Look through the data below and report how many lines include "panel". Only the number should be given.

:::::

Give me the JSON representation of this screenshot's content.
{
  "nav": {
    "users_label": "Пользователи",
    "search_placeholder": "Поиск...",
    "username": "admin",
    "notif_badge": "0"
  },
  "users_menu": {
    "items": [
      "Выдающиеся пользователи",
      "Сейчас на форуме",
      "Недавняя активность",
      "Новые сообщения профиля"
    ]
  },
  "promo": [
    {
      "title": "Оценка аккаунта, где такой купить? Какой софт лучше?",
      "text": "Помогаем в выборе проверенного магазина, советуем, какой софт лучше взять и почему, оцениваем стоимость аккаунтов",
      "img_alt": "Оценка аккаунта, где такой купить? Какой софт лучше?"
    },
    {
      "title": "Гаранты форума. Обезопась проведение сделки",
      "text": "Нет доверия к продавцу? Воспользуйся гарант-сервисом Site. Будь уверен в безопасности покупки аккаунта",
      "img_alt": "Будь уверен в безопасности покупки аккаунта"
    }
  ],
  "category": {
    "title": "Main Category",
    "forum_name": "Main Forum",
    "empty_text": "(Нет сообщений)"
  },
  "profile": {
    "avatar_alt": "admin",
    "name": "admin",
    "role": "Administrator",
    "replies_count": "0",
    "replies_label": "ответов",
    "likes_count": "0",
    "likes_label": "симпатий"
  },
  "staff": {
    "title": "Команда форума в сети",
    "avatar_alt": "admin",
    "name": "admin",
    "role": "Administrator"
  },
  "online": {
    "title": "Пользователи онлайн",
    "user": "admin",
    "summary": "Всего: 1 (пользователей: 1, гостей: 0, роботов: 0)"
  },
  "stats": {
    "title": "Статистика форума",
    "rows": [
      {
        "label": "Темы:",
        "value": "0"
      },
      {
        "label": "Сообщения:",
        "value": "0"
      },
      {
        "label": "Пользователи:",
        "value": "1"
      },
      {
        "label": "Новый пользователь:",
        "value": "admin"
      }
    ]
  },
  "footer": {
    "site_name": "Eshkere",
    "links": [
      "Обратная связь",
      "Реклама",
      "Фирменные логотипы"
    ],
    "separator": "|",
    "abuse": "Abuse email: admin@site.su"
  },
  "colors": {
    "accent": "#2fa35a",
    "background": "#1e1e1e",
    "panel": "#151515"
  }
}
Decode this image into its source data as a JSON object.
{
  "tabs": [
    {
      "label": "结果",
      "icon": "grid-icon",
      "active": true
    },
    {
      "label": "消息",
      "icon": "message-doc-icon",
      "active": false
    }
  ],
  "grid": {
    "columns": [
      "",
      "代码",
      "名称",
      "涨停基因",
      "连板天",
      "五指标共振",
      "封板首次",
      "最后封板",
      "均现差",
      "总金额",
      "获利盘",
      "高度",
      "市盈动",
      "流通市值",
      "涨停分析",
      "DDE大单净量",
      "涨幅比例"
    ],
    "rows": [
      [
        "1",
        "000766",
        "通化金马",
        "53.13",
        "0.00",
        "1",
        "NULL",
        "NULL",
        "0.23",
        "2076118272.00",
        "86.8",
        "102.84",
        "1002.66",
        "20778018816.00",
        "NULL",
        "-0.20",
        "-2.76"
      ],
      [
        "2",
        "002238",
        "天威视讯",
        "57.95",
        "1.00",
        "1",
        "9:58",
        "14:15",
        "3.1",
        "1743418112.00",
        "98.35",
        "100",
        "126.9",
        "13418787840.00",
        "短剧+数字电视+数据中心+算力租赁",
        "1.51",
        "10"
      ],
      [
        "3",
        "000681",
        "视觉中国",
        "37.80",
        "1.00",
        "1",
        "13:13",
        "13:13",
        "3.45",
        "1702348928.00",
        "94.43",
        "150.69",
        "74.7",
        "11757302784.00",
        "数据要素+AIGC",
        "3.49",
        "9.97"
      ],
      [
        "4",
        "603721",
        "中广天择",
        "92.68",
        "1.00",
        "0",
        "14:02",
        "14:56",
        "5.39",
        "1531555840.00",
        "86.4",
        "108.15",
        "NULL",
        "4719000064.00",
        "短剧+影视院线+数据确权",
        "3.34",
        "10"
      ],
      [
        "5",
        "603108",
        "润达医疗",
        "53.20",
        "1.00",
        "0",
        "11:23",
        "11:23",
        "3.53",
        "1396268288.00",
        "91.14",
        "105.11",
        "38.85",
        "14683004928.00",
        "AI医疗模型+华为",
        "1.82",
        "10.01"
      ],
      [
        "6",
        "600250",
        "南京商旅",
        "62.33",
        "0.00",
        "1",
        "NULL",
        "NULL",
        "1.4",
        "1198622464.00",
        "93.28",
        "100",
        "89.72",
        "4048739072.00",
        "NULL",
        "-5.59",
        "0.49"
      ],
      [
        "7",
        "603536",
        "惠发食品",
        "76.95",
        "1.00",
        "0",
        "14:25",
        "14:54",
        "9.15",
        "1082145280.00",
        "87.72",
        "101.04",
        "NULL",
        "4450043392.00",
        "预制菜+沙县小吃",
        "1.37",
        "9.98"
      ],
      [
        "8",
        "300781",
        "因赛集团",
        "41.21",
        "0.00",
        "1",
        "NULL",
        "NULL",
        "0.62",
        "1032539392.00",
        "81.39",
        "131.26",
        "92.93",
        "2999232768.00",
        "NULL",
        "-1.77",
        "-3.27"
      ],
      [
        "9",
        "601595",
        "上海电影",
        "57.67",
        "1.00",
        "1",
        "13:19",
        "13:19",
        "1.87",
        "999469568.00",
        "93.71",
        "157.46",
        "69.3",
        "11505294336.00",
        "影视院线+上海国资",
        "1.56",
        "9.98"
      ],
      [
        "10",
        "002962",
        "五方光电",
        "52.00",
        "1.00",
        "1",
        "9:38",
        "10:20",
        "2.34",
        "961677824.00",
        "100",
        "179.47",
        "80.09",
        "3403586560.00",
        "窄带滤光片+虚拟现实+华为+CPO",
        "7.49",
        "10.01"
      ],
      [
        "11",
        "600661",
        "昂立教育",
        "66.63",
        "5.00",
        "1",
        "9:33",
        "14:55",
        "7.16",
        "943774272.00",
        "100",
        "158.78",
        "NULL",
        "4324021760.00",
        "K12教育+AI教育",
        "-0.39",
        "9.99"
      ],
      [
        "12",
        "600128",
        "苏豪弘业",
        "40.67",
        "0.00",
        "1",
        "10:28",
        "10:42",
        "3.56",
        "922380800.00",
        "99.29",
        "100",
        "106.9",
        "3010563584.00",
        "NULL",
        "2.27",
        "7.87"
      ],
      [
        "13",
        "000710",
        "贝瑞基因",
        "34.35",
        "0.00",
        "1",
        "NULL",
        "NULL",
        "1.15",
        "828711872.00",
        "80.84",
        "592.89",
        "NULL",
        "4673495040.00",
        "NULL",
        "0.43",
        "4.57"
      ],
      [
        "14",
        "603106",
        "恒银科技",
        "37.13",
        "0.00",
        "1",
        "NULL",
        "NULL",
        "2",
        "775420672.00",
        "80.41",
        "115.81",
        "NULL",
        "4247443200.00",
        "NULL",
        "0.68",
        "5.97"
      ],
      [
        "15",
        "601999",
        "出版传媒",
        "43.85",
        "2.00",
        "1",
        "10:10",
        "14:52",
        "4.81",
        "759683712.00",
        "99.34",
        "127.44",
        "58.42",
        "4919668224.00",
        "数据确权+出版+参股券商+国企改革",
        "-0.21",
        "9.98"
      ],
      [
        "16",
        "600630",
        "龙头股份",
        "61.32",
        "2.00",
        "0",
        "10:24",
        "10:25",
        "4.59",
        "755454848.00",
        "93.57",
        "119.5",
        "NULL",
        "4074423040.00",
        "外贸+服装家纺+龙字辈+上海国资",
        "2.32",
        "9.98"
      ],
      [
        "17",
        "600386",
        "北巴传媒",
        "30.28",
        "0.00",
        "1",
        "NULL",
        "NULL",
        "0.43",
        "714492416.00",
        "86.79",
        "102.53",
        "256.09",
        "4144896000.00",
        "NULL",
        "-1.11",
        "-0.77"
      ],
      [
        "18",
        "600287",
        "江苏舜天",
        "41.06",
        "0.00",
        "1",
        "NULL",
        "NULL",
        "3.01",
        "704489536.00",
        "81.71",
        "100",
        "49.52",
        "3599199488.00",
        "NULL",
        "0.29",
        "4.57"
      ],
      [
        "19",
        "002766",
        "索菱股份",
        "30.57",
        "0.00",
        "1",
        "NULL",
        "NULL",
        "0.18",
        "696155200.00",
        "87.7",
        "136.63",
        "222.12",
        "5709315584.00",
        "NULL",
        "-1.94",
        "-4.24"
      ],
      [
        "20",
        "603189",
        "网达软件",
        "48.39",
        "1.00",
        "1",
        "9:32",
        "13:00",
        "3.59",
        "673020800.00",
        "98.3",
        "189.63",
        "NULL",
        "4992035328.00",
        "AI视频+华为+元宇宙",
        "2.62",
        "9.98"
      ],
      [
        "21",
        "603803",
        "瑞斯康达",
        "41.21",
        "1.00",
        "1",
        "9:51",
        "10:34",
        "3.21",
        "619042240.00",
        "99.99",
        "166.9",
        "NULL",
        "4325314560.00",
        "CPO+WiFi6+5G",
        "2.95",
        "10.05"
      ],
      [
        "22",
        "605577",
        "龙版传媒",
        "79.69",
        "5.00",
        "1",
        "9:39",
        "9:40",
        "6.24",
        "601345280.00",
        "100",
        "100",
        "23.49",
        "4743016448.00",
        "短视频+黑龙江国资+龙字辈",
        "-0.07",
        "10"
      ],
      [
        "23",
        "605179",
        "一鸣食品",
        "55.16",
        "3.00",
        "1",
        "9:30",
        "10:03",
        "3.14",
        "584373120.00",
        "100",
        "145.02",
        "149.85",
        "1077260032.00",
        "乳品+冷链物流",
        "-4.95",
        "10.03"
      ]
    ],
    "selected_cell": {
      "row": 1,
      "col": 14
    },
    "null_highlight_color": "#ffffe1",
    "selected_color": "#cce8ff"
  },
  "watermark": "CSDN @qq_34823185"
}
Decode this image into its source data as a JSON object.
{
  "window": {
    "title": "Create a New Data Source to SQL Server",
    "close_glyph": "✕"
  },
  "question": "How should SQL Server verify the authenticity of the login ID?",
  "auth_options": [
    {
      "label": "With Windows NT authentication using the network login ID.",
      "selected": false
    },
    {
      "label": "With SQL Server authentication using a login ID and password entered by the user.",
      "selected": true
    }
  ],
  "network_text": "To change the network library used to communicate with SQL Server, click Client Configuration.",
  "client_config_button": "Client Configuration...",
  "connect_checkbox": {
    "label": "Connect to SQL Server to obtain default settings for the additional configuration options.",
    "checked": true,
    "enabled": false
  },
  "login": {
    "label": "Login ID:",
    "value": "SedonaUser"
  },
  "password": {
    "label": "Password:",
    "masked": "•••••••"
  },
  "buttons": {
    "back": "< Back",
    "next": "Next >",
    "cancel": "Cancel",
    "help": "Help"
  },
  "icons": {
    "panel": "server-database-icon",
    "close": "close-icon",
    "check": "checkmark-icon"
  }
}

:::::

Solution to the problem: 2